→ **Extracted information**
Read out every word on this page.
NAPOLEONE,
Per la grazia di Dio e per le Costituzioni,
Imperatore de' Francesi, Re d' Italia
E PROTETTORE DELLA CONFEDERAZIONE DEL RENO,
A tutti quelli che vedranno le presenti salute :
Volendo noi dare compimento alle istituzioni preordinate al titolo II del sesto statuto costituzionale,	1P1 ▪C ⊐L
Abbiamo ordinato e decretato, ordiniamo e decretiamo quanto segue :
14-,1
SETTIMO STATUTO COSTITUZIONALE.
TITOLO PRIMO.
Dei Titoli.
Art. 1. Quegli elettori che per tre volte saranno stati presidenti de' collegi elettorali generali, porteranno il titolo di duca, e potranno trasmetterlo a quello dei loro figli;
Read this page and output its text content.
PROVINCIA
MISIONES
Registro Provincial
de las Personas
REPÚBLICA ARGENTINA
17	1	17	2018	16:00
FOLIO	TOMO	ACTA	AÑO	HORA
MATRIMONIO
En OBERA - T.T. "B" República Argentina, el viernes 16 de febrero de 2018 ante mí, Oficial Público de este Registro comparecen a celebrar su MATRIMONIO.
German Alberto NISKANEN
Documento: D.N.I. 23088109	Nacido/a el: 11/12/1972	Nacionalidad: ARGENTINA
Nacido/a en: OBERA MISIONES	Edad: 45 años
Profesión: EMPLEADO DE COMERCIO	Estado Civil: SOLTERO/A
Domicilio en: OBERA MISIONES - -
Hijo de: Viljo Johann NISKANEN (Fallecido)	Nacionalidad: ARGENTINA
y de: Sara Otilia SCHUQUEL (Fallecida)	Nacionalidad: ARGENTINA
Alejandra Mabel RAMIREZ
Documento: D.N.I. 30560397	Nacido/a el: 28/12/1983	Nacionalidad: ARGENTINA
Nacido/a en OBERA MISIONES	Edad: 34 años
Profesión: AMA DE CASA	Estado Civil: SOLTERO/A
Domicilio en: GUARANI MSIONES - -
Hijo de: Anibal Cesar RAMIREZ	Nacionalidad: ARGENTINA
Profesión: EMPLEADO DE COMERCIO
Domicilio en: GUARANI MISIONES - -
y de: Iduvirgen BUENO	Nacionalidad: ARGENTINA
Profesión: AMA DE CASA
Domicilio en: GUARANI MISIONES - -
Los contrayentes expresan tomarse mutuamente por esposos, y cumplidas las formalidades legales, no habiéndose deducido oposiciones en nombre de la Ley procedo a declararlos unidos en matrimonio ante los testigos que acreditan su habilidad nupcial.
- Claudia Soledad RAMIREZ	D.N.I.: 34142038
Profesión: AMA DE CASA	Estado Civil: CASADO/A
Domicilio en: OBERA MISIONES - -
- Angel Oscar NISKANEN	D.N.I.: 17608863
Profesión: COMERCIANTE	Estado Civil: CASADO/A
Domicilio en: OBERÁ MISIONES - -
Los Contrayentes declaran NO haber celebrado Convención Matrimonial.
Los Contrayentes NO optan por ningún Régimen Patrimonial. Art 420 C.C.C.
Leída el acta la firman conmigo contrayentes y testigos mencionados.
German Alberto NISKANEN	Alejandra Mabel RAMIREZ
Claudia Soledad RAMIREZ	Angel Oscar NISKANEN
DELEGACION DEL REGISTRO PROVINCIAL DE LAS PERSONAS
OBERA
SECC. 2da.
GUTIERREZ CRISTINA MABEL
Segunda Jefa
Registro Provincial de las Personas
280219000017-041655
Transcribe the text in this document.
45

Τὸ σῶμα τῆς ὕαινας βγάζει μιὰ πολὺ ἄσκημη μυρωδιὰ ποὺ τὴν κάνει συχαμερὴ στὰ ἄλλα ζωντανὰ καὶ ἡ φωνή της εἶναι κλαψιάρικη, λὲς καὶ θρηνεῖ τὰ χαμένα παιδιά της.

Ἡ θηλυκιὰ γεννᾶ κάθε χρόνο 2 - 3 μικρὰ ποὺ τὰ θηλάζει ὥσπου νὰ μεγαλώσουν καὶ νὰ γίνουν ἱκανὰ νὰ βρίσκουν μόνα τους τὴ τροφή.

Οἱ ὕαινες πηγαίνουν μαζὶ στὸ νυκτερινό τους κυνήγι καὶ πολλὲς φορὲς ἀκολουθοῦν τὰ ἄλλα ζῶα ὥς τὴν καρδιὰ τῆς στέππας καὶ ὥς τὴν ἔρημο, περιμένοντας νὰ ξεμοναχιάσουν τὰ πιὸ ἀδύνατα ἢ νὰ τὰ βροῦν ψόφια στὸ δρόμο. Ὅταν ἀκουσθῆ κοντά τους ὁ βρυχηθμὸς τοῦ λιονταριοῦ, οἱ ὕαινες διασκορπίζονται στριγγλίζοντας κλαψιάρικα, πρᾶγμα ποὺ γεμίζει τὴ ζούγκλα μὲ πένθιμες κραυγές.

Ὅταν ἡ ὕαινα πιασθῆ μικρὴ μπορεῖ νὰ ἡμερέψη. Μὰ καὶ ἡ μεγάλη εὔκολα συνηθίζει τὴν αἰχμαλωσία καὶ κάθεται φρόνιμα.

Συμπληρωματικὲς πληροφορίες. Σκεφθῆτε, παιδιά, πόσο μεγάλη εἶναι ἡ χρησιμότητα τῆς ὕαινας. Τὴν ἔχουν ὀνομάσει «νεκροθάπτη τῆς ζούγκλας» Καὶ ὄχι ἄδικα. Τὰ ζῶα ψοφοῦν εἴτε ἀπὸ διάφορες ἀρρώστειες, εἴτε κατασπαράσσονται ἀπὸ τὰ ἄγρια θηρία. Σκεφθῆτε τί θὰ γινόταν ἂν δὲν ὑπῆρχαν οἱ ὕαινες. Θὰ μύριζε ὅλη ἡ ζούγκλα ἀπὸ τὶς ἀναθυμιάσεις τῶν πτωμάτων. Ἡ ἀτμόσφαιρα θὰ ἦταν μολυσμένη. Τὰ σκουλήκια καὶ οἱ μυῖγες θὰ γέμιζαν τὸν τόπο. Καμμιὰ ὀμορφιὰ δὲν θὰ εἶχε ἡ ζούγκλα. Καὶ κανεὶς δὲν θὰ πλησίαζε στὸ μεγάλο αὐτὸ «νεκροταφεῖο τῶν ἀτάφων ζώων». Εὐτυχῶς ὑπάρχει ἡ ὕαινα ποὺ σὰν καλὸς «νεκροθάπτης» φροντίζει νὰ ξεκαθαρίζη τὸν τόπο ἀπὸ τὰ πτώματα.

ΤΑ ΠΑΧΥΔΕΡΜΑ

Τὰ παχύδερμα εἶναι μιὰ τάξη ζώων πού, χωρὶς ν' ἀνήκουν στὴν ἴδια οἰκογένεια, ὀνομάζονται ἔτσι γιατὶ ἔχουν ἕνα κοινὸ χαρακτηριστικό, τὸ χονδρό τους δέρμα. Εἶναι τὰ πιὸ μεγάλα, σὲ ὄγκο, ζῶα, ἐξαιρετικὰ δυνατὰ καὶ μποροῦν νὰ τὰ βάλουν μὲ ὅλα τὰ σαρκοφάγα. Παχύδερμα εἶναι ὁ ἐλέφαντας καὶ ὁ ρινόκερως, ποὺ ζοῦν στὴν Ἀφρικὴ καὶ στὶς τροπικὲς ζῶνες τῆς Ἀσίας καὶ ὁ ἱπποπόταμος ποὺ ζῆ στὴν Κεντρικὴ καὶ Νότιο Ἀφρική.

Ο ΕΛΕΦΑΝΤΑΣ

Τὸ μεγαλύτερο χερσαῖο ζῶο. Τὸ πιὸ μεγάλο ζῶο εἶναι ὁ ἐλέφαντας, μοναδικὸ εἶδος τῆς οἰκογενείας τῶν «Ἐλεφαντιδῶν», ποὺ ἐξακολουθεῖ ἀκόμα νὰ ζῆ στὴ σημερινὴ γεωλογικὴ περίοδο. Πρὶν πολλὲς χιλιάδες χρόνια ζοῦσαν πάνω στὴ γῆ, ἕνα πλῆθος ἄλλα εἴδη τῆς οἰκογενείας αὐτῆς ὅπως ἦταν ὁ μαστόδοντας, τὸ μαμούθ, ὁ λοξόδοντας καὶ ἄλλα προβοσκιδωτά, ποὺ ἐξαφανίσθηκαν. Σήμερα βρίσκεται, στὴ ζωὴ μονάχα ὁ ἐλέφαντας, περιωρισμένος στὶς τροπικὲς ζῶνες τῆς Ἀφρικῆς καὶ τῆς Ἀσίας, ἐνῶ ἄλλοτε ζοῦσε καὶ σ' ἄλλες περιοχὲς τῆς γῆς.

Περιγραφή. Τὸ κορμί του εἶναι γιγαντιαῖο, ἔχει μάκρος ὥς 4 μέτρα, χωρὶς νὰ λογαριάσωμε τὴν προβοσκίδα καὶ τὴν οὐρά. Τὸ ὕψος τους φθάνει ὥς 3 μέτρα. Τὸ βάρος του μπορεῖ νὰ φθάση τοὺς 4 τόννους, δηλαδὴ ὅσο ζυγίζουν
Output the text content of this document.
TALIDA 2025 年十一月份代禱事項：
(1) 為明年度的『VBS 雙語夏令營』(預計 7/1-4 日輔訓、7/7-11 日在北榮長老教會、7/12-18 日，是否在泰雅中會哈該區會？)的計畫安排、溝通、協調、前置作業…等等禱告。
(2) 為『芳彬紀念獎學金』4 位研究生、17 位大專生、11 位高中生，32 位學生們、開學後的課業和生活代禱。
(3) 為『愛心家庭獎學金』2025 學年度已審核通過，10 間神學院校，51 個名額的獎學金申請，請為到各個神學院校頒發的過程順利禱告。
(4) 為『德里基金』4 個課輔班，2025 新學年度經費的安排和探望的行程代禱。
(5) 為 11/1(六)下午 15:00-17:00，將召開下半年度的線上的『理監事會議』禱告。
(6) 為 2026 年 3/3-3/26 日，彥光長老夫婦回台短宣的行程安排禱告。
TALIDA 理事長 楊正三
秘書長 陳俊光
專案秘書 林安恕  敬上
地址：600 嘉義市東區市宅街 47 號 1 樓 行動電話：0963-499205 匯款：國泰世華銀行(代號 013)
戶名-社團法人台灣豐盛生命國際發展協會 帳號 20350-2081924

→ **The request**
Read the data above. Pull out each line in which the string "CASADO" appears.

→ **Answer to this problem**
Profesión: AMA DE CASA	Estado Civil: CASADO/A
Profesión: COMERCIANTE	Estado Civil: CASADO/A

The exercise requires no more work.